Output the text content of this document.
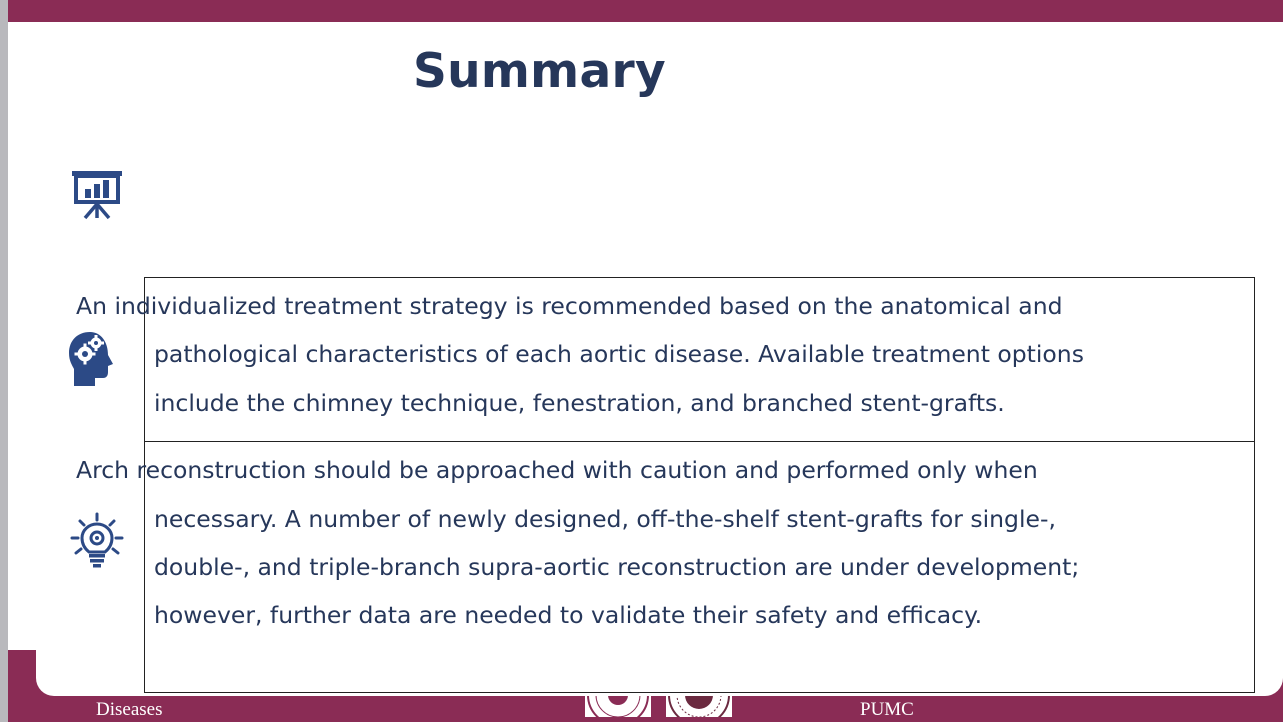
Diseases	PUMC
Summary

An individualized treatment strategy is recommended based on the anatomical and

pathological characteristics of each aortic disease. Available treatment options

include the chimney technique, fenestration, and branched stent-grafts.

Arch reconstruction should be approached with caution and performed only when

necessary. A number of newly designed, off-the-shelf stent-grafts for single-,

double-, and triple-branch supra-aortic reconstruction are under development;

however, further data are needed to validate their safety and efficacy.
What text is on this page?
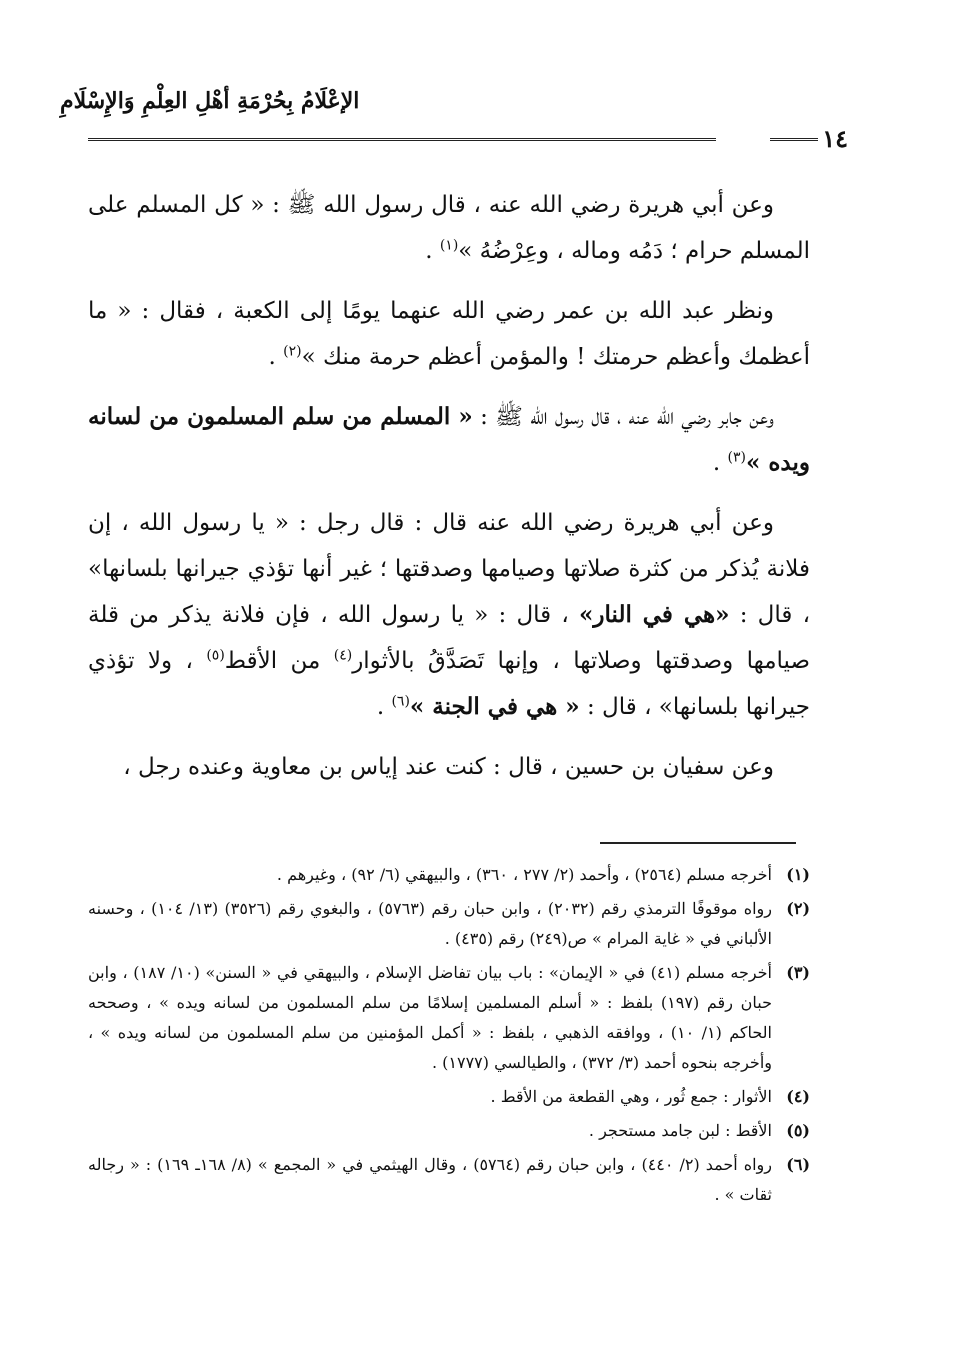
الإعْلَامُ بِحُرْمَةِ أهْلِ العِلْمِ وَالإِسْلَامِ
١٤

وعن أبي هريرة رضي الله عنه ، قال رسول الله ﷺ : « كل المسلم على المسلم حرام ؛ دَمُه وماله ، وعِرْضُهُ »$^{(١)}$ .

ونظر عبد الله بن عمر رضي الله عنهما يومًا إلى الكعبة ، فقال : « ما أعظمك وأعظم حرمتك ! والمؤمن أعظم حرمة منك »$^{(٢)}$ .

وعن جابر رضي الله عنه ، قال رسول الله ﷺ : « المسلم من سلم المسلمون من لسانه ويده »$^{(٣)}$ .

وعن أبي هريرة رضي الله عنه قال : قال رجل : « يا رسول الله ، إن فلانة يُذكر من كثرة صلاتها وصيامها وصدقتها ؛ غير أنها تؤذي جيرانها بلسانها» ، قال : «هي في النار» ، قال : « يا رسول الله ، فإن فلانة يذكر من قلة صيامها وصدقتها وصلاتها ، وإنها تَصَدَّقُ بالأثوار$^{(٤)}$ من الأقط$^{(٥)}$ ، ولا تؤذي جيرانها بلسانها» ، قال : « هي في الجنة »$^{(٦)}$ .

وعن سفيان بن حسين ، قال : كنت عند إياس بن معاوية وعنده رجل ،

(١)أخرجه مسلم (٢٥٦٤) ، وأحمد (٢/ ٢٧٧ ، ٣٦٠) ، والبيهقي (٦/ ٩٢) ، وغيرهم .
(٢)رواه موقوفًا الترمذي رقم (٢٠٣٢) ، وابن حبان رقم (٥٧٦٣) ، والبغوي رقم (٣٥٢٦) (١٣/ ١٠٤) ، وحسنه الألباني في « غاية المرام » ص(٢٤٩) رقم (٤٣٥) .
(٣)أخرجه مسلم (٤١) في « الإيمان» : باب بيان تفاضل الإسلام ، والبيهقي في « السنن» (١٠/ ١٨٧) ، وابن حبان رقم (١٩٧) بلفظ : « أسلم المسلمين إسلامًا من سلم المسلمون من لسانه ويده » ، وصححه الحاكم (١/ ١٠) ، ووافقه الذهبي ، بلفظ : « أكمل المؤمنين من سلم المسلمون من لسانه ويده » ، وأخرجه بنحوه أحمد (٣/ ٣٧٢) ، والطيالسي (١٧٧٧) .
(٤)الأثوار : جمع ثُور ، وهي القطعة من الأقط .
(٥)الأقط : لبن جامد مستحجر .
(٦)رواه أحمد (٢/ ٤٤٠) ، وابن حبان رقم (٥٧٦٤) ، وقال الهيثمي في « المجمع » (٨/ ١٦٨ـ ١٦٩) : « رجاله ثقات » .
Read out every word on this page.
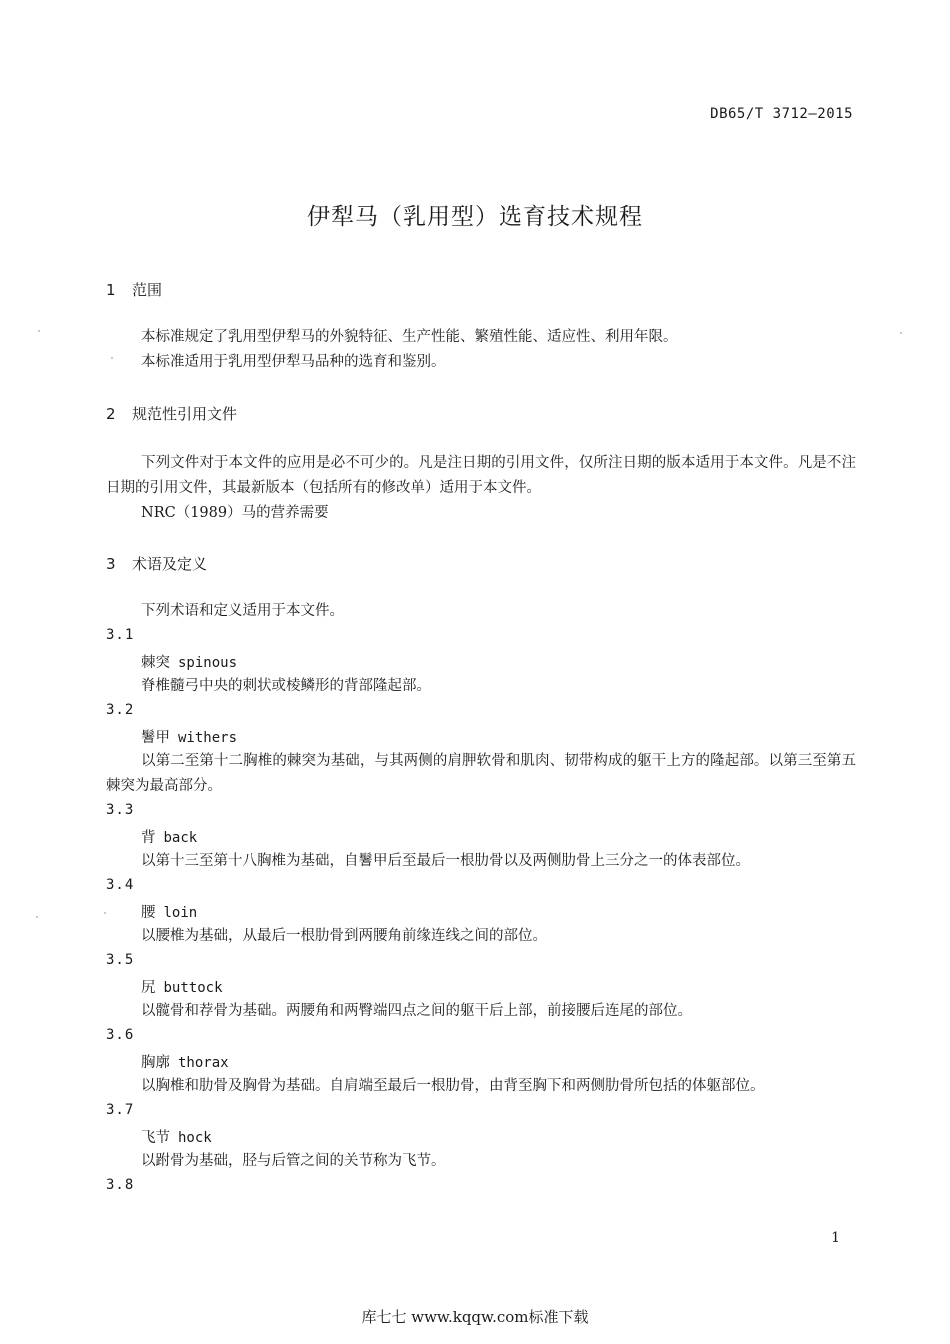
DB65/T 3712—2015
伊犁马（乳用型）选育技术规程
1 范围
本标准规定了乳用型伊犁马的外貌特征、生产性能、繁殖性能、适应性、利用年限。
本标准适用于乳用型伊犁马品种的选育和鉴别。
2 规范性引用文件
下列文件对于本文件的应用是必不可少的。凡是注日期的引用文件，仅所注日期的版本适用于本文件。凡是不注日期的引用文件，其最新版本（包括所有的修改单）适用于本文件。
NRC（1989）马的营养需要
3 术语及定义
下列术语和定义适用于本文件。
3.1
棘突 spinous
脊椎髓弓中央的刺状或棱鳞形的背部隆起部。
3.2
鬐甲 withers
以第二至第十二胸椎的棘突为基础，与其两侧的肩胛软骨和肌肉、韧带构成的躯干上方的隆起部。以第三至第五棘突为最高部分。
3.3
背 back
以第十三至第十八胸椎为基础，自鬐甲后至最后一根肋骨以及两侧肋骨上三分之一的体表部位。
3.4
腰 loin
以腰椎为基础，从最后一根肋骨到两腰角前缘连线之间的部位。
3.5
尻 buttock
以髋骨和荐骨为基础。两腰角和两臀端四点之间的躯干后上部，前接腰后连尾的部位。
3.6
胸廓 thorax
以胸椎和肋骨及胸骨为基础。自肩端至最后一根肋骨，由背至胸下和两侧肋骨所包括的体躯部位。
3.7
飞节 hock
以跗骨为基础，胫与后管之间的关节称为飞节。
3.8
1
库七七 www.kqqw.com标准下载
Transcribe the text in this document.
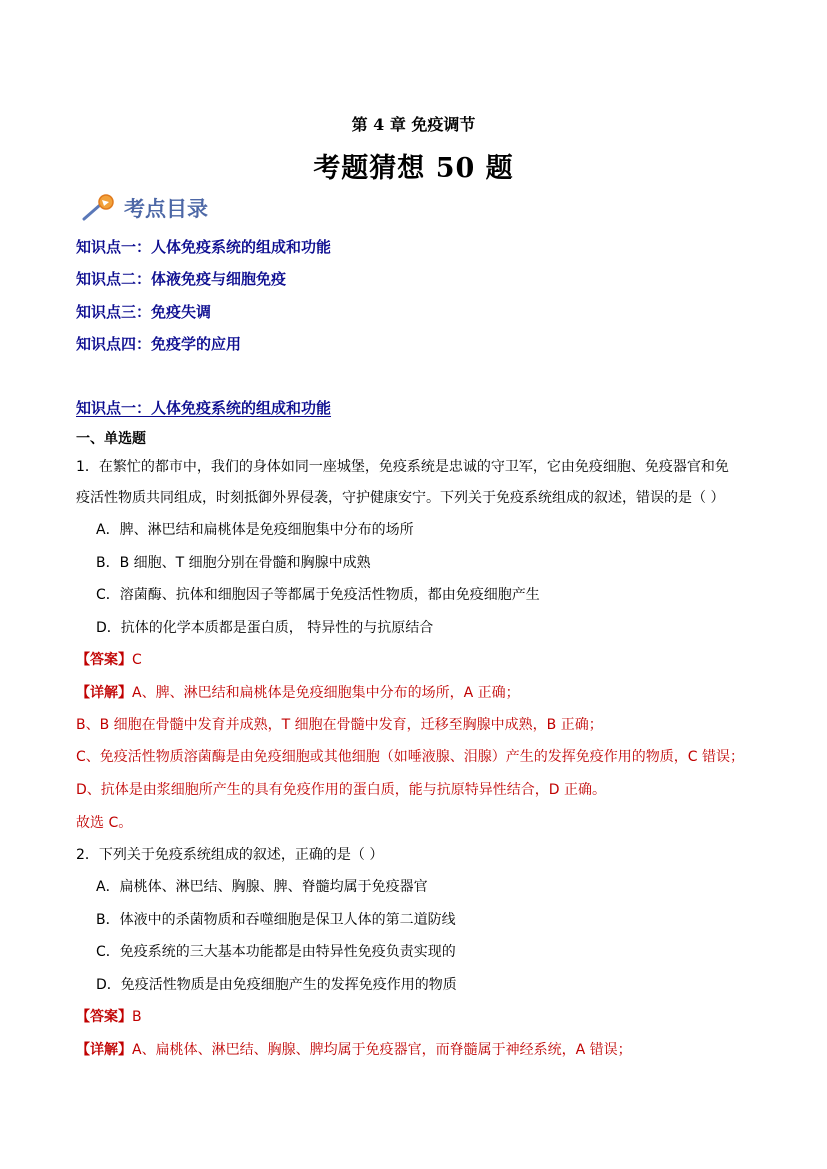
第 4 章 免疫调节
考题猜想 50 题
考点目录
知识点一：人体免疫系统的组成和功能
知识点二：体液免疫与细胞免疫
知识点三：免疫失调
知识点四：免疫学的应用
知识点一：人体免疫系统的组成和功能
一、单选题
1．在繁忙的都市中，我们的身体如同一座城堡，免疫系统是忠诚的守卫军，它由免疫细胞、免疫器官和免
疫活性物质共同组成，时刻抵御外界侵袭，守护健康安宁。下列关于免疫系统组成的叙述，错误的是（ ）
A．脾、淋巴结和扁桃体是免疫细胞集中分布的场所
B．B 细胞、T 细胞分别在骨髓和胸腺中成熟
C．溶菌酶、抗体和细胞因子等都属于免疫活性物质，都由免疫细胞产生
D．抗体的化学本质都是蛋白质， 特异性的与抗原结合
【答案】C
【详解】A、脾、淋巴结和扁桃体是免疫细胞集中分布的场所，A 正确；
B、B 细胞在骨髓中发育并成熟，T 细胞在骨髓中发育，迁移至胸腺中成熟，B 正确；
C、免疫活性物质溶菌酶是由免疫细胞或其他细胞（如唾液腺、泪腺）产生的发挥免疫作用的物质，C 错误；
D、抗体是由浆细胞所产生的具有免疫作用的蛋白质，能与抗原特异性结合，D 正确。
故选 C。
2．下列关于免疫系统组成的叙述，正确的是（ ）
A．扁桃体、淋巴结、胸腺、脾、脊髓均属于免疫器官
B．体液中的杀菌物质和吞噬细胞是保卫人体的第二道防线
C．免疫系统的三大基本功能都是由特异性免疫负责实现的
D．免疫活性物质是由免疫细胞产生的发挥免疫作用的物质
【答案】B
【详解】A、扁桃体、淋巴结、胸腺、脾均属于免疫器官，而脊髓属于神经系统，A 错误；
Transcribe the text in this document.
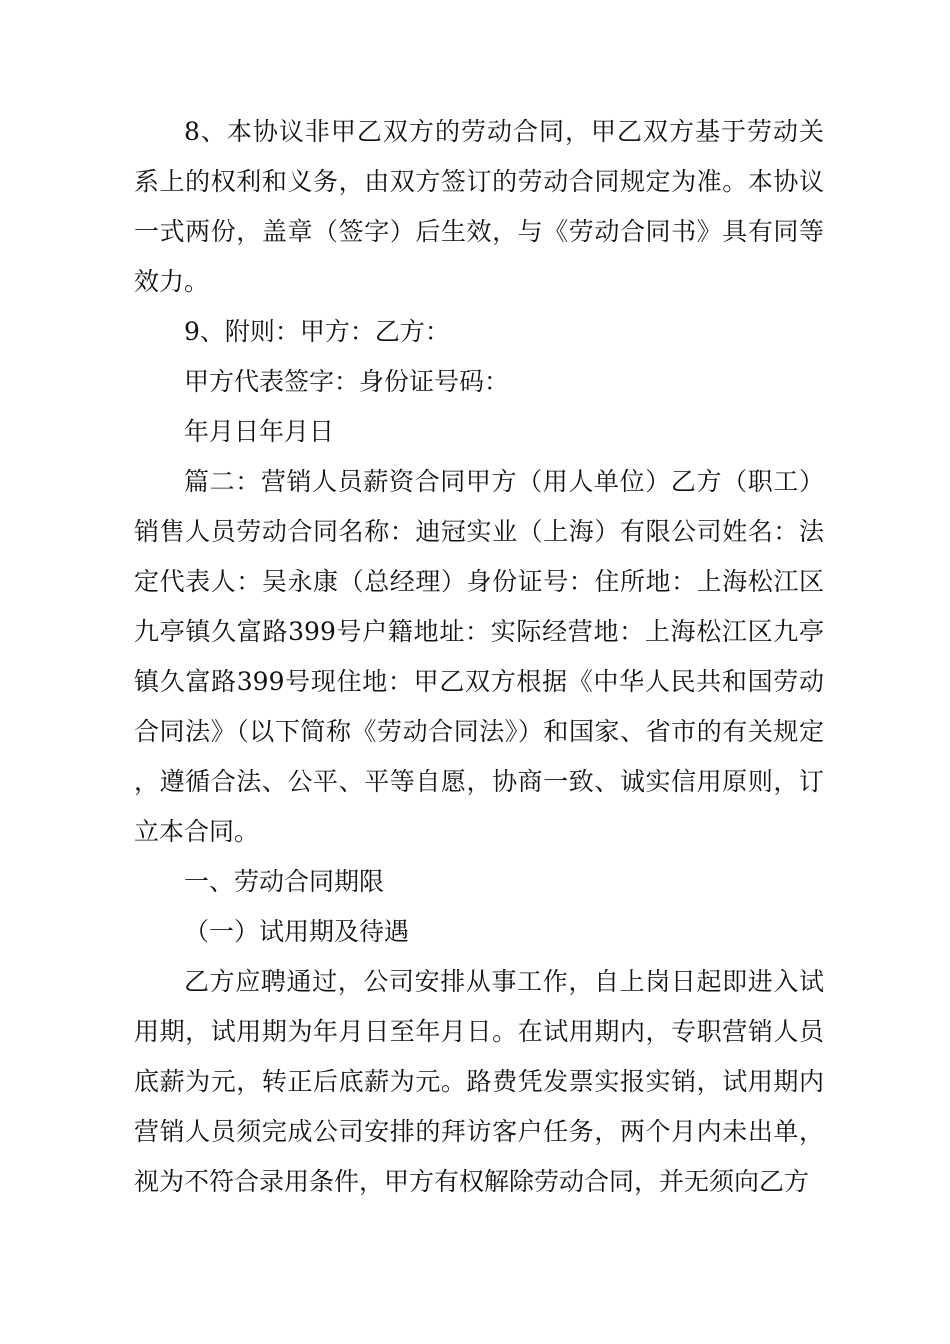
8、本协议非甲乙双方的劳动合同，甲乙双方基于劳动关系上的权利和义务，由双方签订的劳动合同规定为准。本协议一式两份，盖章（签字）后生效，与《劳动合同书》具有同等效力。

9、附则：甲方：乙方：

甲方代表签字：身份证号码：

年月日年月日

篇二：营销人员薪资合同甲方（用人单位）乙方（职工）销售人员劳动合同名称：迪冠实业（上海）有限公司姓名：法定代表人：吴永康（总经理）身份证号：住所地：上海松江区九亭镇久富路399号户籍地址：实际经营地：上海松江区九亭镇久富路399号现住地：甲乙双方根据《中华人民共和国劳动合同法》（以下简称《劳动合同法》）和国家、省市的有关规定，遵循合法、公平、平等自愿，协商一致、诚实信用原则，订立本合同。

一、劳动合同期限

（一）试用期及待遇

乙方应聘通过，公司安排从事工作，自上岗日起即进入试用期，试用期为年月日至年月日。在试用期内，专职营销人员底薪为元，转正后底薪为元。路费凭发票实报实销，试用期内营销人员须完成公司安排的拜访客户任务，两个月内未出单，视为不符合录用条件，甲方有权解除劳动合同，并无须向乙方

= = =

## Task prompt
Only the number is wanted: how many lines in the preceding entries hold the string "下列关于免疫系统组成的叙述"?

## Full answer
2